Passage for review ->
-------
Phillip Poulidis, senior vice president and general manager of BlackBerry’s IoT business, said every day the company takes steps to “dispel the myth it is just in the smart phone business.”
BlackBerry’s initial move into trucking was the asset tracking system known as Radar. The system provides “deep insights into company fleets,” Poulidis said, including trailer utilization, maintenance, and other functions.
Radar represents a key step in the transition that began about four years as BlackBerry shifted away from the cell phones it was initially known for. The transition has been aided by the company’s background and established brand, Poulidis said.
Trucking customers say “we know who you are. It is a blessing for us to have such a strong brand.”
BlackBerry’s initial trucking offering was the RadarM, which Poulidis said incorporates multiple sensors, and is well suited for dry vans, trailers, and containers.
The device can detect motion, humidity, and trailers doors opening or closing. More recently it released RadarL – a more simplified version that does not have temperature or load-sensing capabilities.
Radar customers are improving fleet efficiency on average between 7% and 10%, Poulidis said.
Just before the end of 2017, BlackBerry said it had partnered with Pana-Pacific to Radar through its 2,800 heavy-duty truck dealerships across North America. All stores were expected to be stocked with BlackBerry’s products before the end of the January.
An article in Motley Fool called the deal “a big breakthrough” that will help improve visibility for the company within the freight transportation space.
-------
What to do ->
A – In the passage on BlackBerry's move into trucking, what can the device described as able to "detect" sense? List each item.
B – Translate this sentence from the passage on BlackBerry's move into trucking into Spanish: "Radar customers are improving fleet efficiency on average between 7% and 10%, Poulidis said."
-------
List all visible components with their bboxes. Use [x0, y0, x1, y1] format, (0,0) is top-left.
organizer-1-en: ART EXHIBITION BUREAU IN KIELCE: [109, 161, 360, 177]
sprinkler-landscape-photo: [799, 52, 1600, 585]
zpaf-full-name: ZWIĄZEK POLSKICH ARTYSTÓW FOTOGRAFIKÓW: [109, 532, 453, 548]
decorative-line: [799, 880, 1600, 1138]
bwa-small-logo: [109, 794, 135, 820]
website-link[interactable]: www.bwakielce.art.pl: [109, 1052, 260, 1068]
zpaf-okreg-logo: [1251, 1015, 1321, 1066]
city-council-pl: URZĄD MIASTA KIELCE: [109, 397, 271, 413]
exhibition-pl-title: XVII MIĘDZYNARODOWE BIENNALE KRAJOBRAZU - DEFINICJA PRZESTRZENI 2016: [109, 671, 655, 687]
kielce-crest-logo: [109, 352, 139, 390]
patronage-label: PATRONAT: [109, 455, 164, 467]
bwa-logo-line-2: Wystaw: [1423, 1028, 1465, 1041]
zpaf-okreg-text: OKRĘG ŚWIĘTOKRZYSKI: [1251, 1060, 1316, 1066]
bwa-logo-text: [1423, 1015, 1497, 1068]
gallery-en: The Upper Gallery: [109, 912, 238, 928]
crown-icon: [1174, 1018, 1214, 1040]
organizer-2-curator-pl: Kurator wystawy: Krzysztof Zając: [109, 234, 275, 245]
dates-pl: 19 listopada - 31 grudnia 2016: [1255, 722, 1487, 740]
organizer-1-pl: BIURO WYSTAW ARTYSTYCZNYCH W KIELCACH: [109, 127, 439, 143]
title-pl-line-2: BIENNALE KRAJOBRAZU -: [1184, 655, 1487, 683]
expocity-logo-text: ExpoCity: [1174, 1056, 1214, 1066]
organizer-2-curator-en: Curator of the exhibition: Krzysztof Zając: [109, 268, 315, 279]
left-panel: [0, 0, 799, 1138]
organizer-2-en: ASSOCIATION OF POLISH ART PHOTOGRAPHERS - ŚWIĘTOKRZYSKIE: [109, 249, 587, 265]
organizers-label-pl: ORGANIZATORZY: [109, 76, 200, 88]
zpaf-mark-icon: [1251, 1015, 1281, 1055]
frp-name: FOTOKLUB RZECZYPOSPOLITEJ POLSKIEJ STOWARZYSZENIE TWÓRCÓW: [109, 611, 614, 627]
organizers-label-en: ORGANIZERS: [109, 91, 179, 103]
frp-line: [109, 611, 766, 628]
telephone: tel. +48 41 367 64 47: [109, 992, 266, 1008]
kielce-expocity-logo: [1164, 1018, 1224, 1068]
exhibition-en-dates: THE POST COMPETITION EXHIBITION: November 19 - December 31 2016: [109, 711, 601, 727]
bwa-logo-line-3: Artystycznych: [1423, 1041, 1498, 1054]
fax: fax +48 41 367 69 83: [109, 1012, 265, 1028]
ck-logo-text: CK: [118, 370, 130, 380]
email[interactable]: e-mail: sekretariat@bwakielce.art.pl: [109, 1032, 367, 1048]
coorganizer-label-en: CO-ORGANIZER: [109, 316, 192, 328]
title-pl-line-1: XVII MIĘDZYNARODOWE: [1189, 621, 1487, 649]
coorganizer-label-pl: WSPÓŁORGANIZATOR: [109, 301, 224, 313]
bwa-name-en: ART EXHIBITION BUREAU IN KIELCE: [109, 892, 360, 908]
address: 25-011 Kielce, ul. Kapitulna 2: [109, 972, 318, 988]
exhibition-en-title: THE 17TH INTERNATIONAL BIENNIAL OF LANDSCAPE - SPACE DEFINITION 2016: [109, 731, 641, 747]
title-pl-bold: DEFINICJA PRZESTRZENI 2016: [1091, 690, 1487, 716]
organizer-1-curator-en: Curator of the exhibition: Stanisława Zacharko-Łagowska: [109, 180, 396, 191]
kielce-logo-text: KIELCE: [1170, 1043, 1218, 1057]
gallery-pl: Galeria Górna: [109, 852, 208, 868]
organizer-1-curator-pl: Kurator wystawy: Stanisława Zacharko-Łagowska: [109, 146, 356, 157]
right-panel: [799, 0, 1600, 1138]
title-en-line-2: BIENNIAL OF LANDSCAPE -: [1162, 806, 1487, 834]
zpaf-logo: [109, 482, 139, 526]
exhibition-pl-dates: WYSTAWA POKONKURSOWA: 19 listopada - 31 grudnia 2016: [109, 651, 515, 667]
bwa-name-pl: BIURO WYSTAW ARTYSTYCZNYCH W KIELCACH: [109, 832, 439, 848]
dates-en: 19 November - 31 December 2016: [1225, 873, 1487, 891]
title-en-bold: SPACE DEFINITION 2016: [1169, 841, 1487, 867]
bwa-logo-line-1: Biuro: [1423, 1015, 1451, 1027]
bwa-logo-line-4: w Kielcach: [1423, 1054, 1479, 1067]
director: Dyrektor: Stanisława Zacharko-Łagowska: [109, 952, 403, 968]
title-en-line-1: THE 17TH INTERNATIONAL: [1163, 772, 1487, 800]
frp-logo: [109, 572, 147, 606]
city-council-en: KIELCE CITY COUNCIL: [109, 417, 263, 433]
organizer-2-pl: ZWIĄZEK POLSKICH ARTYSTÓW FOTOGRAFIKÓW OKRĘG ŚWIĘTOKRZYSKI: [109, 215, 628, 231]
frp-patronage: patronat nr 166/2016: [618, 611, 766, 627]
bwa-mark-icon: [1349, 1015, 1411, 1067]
-------
Task-by-task results ->
A –
- Motion
- Humidity
- Trailer doors opening or closing

B – Los clientes de Radar están mejorando la eficiencia de la flota en promedio entre un 7 % y un 10 %, dijo Poulidis.